# GOAL
Read the lines that follow and pick out every one containing the word "информационной".

# PROVIDED DATA
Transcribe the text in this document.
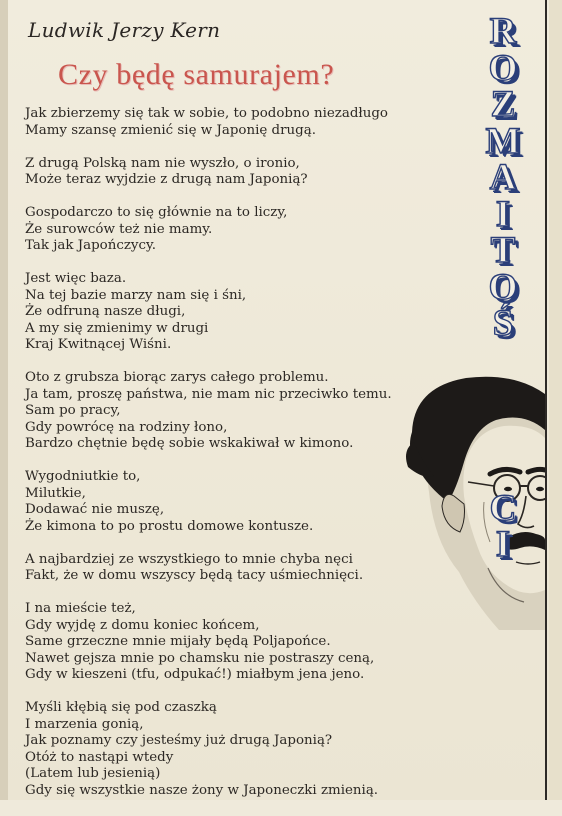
Ludwik Jerzy Kern
Czy będę samurajem?
Jak zbierzemy się tak w sobie, to podobno niezadługo
Mamy szansę zmienić się w Japonię drugą.
Z drugą Polską nam nie wyszło, o ironio,
Może teraz wyjdzie z drugą nam Japonią?
Gospodarczo to się głównie na to liczy,
Że surowców też nie mamy.
Tak jak Japończycy.
Jest więc baza.
Na tej bazie marzy nam się i śni,
Że odfruną nasze długi,
A my się zmienimy w drugi
Kraj Kwitnącej Wiśni.
Oto z grubsza biorąc zarys całego problemu.
Ja tam, proszę państwa, nie mam nic przeciwko temu.
Sam po pracy,
Gdy powrócę na rodziny łono,
Bardzo chętnie będę sobie wskakiwał w kimono.
Wygodniutkie to,
Milutkie,
Dodawać nie muszę,
Że kimona to po prostu domowe kontusze.
A najbardziej ze wszystkiego to mnie chyba nęci
Fakt, że w domu wszyscy będą tacy uśmiechnięci.
I na mieście też,
Gdy wyjdę z domu koniec końcem,
Same grzeczne mnie mijały będą Poljapońce.
Nawet gejsza mnie po chamsku nie postraszy ceną,
Gdy w kieszeni (tfu, odpukać!) miałbym jena jeno.
Myśli kłębią się pod czaszką
I marzenia gonią,
Jak poznamy czy jesteśmy już drugą Japonią?
Otóż to nastąpi wtedy
(Latem lub jesienią)
Gdy się wszystkie nasze żony w Japoneczki zmienią.
R
O
Z
M
A
I
T
O
Ś
C
I
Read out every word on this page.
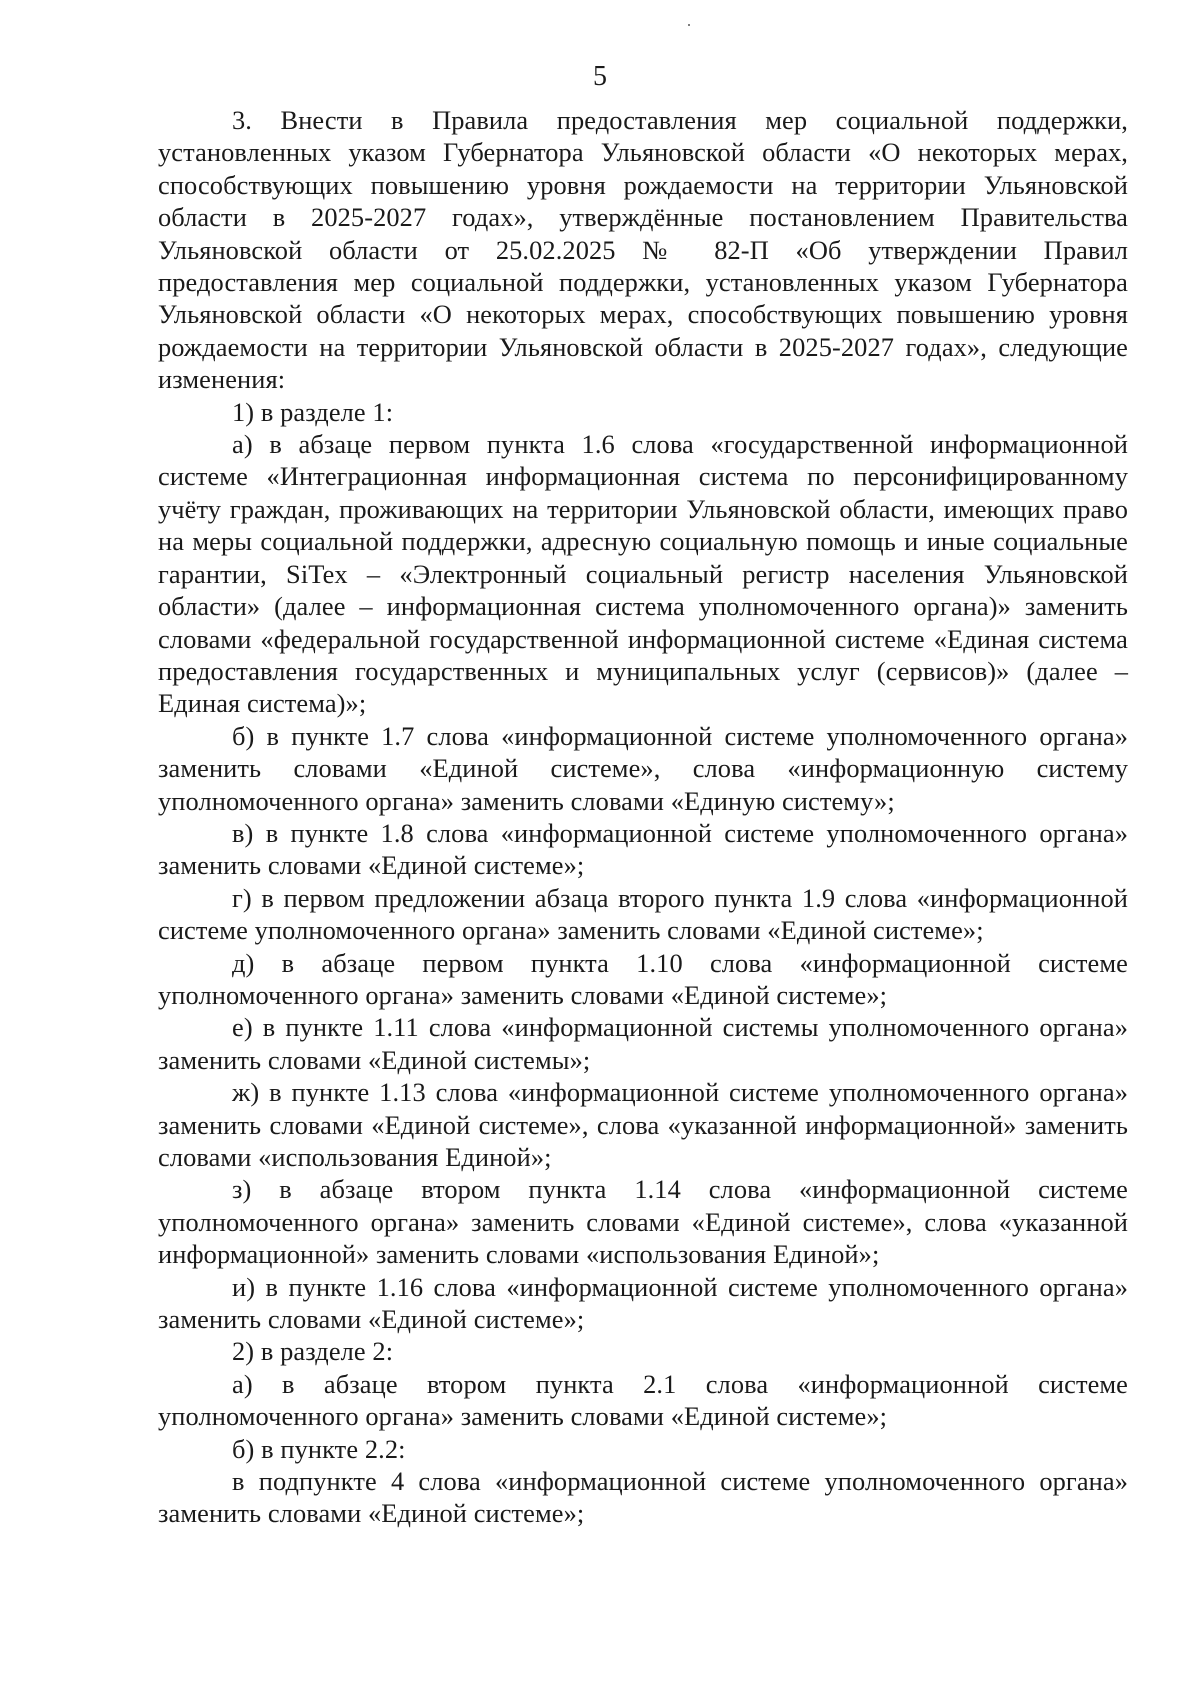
5

3. Внести в Правила предоставления мер социальной поддержки, установленных указом Губернатора Ульяновской области «О некоторых мерах, способствующих повышению уровня рождаемости на территории Ульяновской области в 2025-2027 годах», утверждённые постановлением Правительства Ульяновской области от 25.02.2025 № 82-П «Об утверждении Правил предоставления мер социальной поддержки, установленных указом Губернатора Ульяновской области «О некоторых мерах, способствующих повышению уровня рождаемости на территории Ульяновской области в 2025-2027 годах», следующие изменения:

1) в разделе 1:

а) в абзаце первом пункта 1.6 слова «государственной информационной системе «Интеграционная информационная система по персонифицированному учёту граждан, проживающих на территории Ульяновской области, имеющих право на меры социальной поддержки, адресную социальную помощь и иные социальные гарантии, SiTex – «Электронный социальный регистр населения Ульяновской области» (далее – информационная система уполномоченного органа)» заменить словами «федеральной государственной информационной системе «Единая система предоставления государственных и муниципальных услуг (сервисов)» (далее – Единая система)»;

б) в пункте 1.7 слова «информационной системе уполномоченного органа» заменить словами «Единой системе», слова «информационную систему уполномоченного органа» заменить словами «Единую систему»;

в) в пункте 1.8 слова «информационной системе уполномоченного органа» заменить словами «Единой системе»;

г) в первом предложении абзаца второго пункта 1.9 слова «информационной системе уполномоченного органа» заменить словами «Единой системе»;

д) в абзаце первом пункта 1.10 слова «информационной системе уполномоченного органа» заменить словами «Единой системе»;

е) в пункте 1.11 слова «информационной системы уполномоченного органа» заменить словами «Единой системы»;

ж) в пункте 1.13 слова «информационной системе уполномоченного органа» заменить словами «Единой системе», слова «указанной информационной» заменить словами «использования Единой»;

з) в абзаце втором пункта 1.14 слова «информационной системе уполномоченного органа» заменить словами «Единой системе», слова «указанной информационной» заменить словами «использования Единой»;

и) в пункте 1.16 слова «информационной системе уполномоченного органа» заменить словами «Единой системе»;

2) в разделе 2:

а) в абзаце втором пункта 2.1 слова «информационной системе уполномоченного органа» заменить словами «Единой системе»;

б) в пункте 2.2:

в подпункте 4 слова «информационной системе уполномоченного органа» заменить словами «Единой системе»;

# EXPECTED ANSWER
а) в абзаце первом пункта 1.6 слова «государственной информационной системе «Интеграционная информационная система по персонифицированному учёту граждан, проживающих на территории Ульяновской области, имеющих право на меры социальной поддержки, адресную социальную помощь и иные социальные гарантии, SiTex – «Электронный социальный регистр населения Ульяновской области» (далее – информационная система уполномоченного органа)» заменить словами «федеральной государственной информационной системе «Единая система предоставления государственных и муниципальных услуг (сервисов)» (далее – Единая система)»;
б) в пункте 1.7 слова «информационной системе уполномоченного органа» заменить словами «Единой системе», слова «информационную систему уполномоченного органа» заменить словами «Единую систему»;
в) в пункте 1.8 слова «информационной системе уполномоченного органа» заменить словами «Единой системе»;
г) в первом предложении абзаца второго пункта 1.9 слова «информационной системе уполномоченного органа» заменить словами «Единой системе»;
д) в абзаце первом пункта 1.10 слова «информационной системе уполномоченного органа» заменить словами «Единой системе»;
е) в пункте 1.11 слова «информационной системы уполномоченного органа» заменить словами «Единой системы»;
ж) в пункте 1.13 слова «информационной системе уполномоченного органа» заменить словами «Единой системе», слова «указанной информационной» заменить словами «использования Единой»;
з) в абзаце втором пункта 1.14 слова «информационной системе уполномоченного органа» заменить словами «Единой системе», слова «указанной информационной» заменить словами «использования Единой»;
и) в пункте 1.16 слова «информационной системе уполномоченного органа» заменить словами «Единой системе»;
а) в абзаце втором пункта 2.1 слова «информационной системе уполномоченного органа» заменить словами «Единой системе»;
в подпункте 4 слова «информационной системе уполномоченного органа» заменить словами «Единой системе»;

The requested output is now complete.